• AIM OF THE EXERCISE: Transcribe each line of the records below exactly, excluding any embedded images.

• Data entries:

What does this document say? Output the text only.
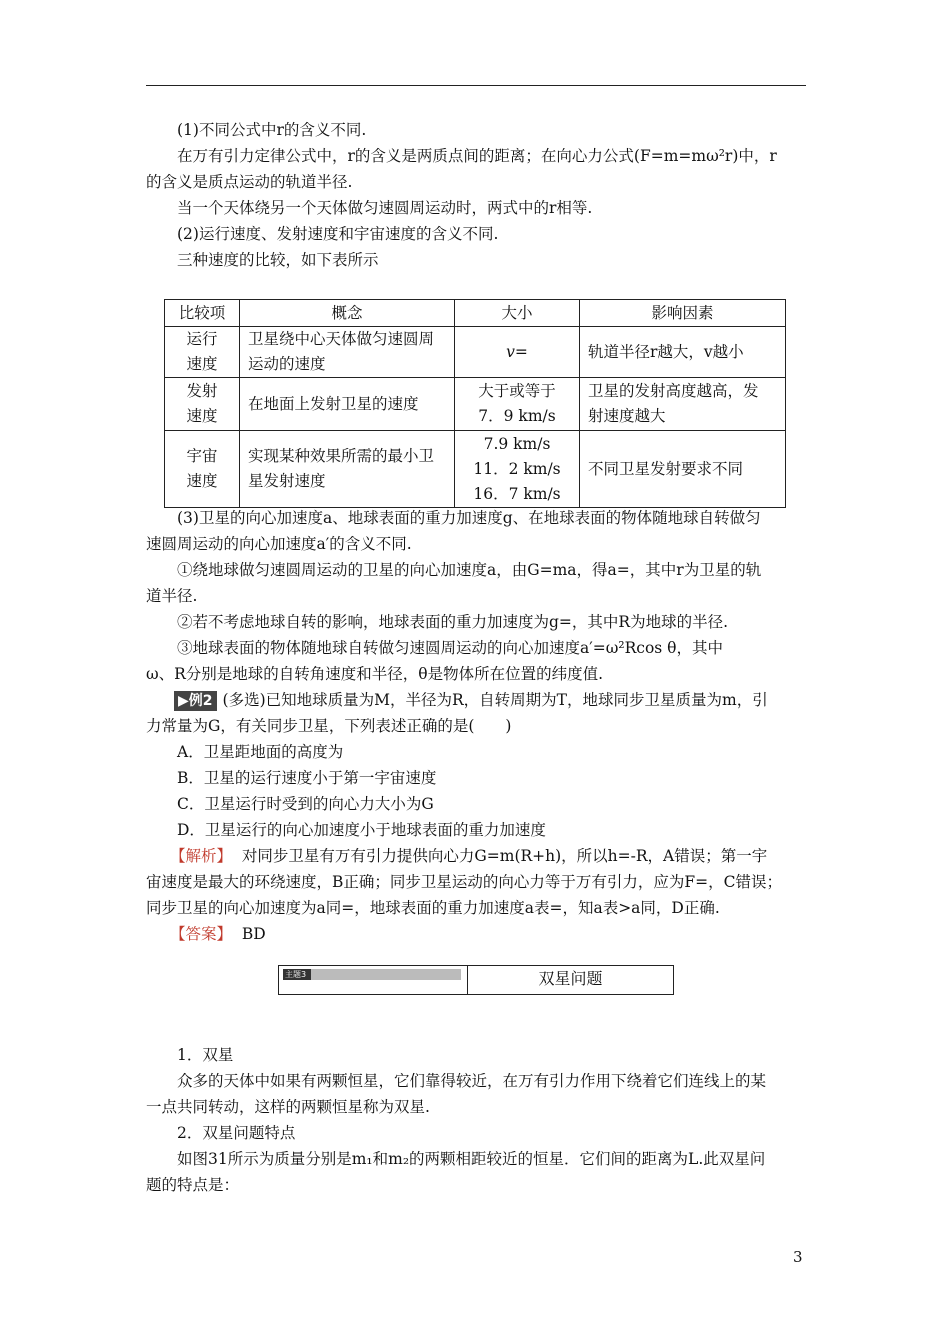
(1)不同公式中r的含义不同.
在万有引力定律公式中，r的含义是两质点间的距离；在向心力公式(F=m=mω²r)中，r
的含义是质点运动的轨道半径.
当一个天体绕另一个天体做匀速圆周运动时，两式中的r相等.
(2)运行速度、发射速度和宇宙速度的含义不同.
三种速度的比较，如下表所示
比较项	概念	大小	影响因素
运行
速度	卫星绕中心天体做匀速圆周
运动的速度	v=	轨道半径r越大，v越小
发射
速度	在地面上发射卫星的速度	大于或等于
7．9 km/s	卫星的发射高度越高，发
射速度越大
宇宙
速度	实现某种效果所需的最小卫
星发射速度	7.9 km/s
11．2 km/s
16．7 km/s	不同卫星发射要求不同
(3)卫星的向心加速度a、地球表面的重力加速度g、在地球表面的物体随地球自转做匀
速圆周运动的向心加速度a′的含义不同.
①绕地球做匀速圆周运动的卫星的向心加速度a，由G=ma，得a=，其中r为卫星的轨
道半径.
②若不考虑地球自转的影响，地球表面的重力加速度为g=，其中R为地球的半径.
③地球表面的物体随地球自转做匀速圆周运动的向心加速度a′=ω²Rcos θ，其中
ω、R分别是地球的自转角速度和半径，θ是物体所在位置的纬度值.
▶例2 (多选)已知地球质量为M，半径为R，自转周期为T，地球同步卫星质量为m，引
力常量为G，有关同步卫星，下列表述正确的是(　　)
A．卫星距地面的高度为
B．卫星的运行速度小于第一宇宙速度
C．卫星运行时受到的向心力大小为G
D．卫星运行的向心加速度小于地球表面的重力加速度
【解析】 对同步卫星有万有引力提供向心力G=m(R+h)，所以h=-R，A错误；第一宇
宙速度是最大的环绕速度，B正确；同步卫星运动的向心力等于万有引力，应为F=，C错误；
同步卫星的向心加速度为a同=，地球表面的重力加速度a表=，知a表>a同，D正确.
【答案】 BD
主题3	双星问题
1．双星
众多的天体中如果有两颗恒星，它们靠得较近，在万有引力作用下绕着它们连线上的某
一点共同转动，这样的两颗恒星称为双星.
2．双星问题特点
如图31所示为质量分别是m₁和m₂的两颗相距较近的恒星．它们间的距离为L.此双星问
题的特点是：
3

• EXERCISE SOLUTION:
What does this document say? Output the text only.
(1)不同公式中r的含义不同.
在万有引力定律公式中，r的含义是两质点间的距离；在向心力公式(F=m=mω²r)中，r
的含义是质点运动的轨道半径.
当一个天体绕另一个天体做匀速圆周运动时，两式中的r相等.
(2)运行速度、发射速度和宇宙速度的含义不同.
三种速度的比较，如下表所示
比较项	概念	大小	影响因素
运行
速度	卫星绕中心天体做匀速圆周
运动的速度	v=	轨道半径r越大，v越小
发射
速度	在地面上发射卫星的速度	大于或等于
7．9 km/s	卫星的发射高度越高，发
射速度越大
宇宙
速度	实现某种效果所需的最小卫
星发射速度	7.9 km/s
11．2 km/s
16．7 km/s	不同卫星发射要求不同
(3)卫星的向心加速度a、地球表面的重力加速度g、在地球表面的物体随地球自转做匀
速圆周运动的向心加速度a′的含义不同.
①绕地球做匀速圆周运动的卫星的向心加速度a，由G=ma，得a=，其中r为卫星的轨
道半径.
②若不考虑地球自转的影响，地球表面的重力加速度为g=，其中R为地球的半径.
③地球表面的物体随地球自转做匀速圆周运动的向心加速度a′=ω²Rcos θ，其中
ω、R分别是地球的自转角速度和半径，θ是物体所在位置的纬度值.
▶例2 (多选)已知地球质量为M，半径为R，自转周期为T，地球同步卫星质量为m，引
力常量为G，有关同步卫星，下列表述正确的是(　　)
A．卫星距地面的高度为
B．卫星的运行速度小于第一宇宙速度
C．卫星运行时受到的向心力大小为G
D．卫星运行的向心加速度小于地球表面的重力加速度
【解析】 对同步卫星有万有引力提供向心力G=m(R+h)，所以h=-R，A错误；第一宇
宙速度是最大的环绕速度，B正确；同步卫星运动的向心力等于万有引力，应为F=，C错误；
同步卫星的向心加速度为a同=，地球表面的重力加速度a表=，知a表>a同，D正确.
【答案】 BD
主题3	双星问题
1．双星
众多的天体中如果有两颗恒星，它们靠得较近，在万有引力作用下绕着它们连线上的某
一点共同转动，这样的两颗恒星称为双星.
2．双星问题特点
如图31所示为质量分别是m₁和m₂的两颗相距较近的恒星．它们间的距离为L.此双星问
题的特点是：
3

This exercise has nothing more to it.